* [Stored records]:
↓↓↓

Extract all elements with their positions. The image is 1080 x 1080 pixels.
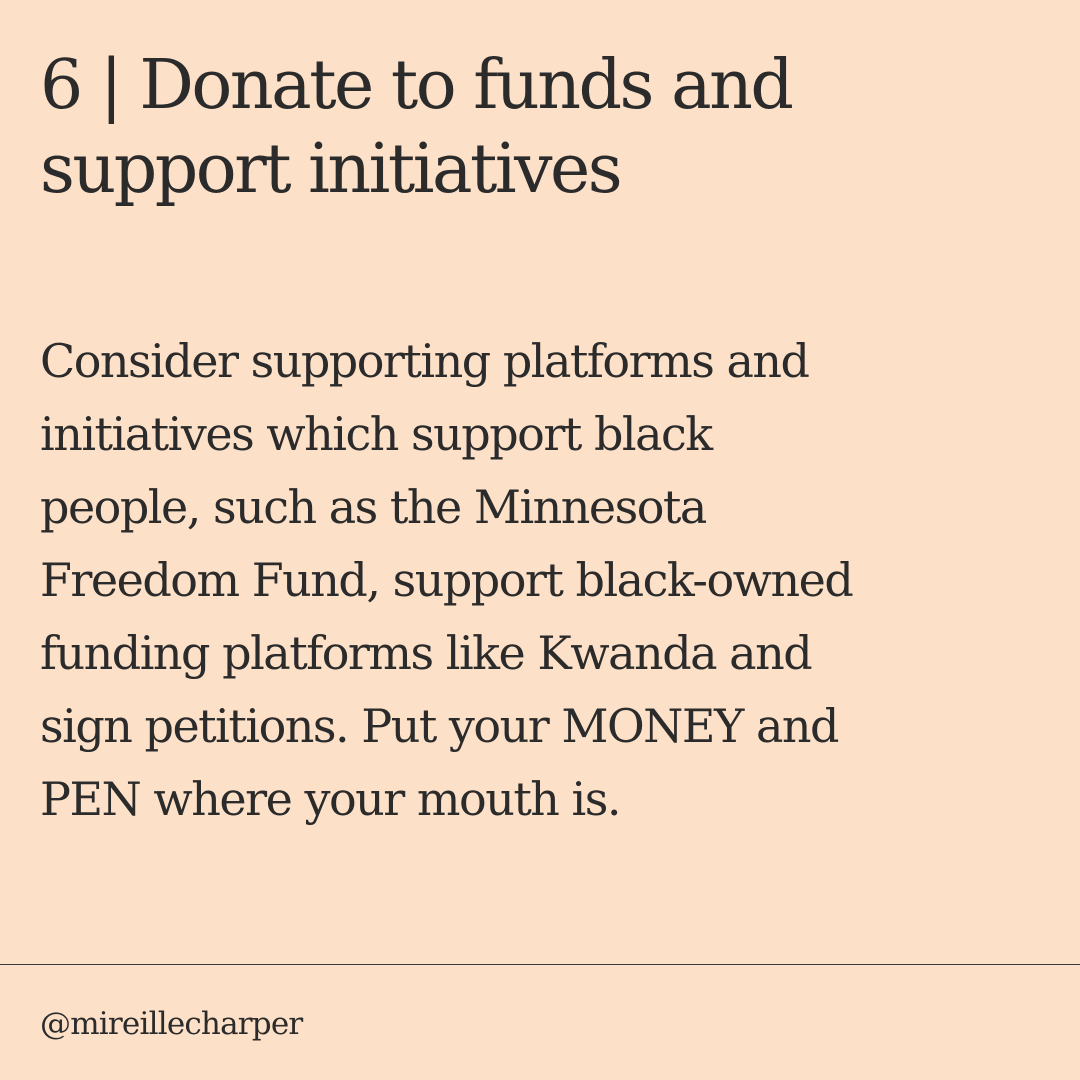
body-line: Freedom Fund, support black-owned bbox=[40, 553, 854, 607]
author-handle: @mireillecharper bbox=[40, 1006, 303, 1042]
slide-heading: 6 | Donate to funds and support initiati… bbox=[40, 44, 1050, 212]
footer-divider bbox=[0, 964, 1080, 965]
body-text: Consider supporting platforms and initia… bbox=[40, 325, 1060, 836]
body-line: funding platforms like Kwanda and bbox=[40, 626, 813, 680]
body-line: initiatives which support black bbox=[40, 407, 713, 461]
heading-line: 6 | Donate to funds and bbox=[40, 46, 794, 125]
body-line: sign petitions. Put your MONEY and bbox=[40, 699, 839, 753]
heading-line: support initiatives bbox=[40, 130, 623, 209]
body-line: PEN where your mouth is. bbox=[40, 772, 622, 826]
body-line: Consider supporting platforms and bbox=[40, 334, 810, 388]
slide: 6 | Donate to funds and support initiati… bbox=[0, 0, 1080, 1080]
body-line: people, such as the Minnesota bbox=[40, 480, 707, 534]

↑↑↑

Output the stretch of lines from the one containing "body-line: Freedom Fund, support" through the one containing "body-line: initiatives which", copying each line exactly.

body-line: Freedom Fund, support black-owned bbox=[40, 553, 854, 607]
author-handle: @mireillecharper bbox=[40, 1006, 303, 1042]
slide-heading: 6 | Donate to funds and support initiati… bbox=[40, 44, 1050, 212]
footer-divider bbox=[0, 964, 1080, 965]
body-text: Consider supporting platforms and initia… bbox=[40, 325, 1060, 836]
body-line: funding platforms like Kwanda and bbox=[40, 626, 813, 680]
body-line: initiatives which support black bbox=[40, 407, 713, 461]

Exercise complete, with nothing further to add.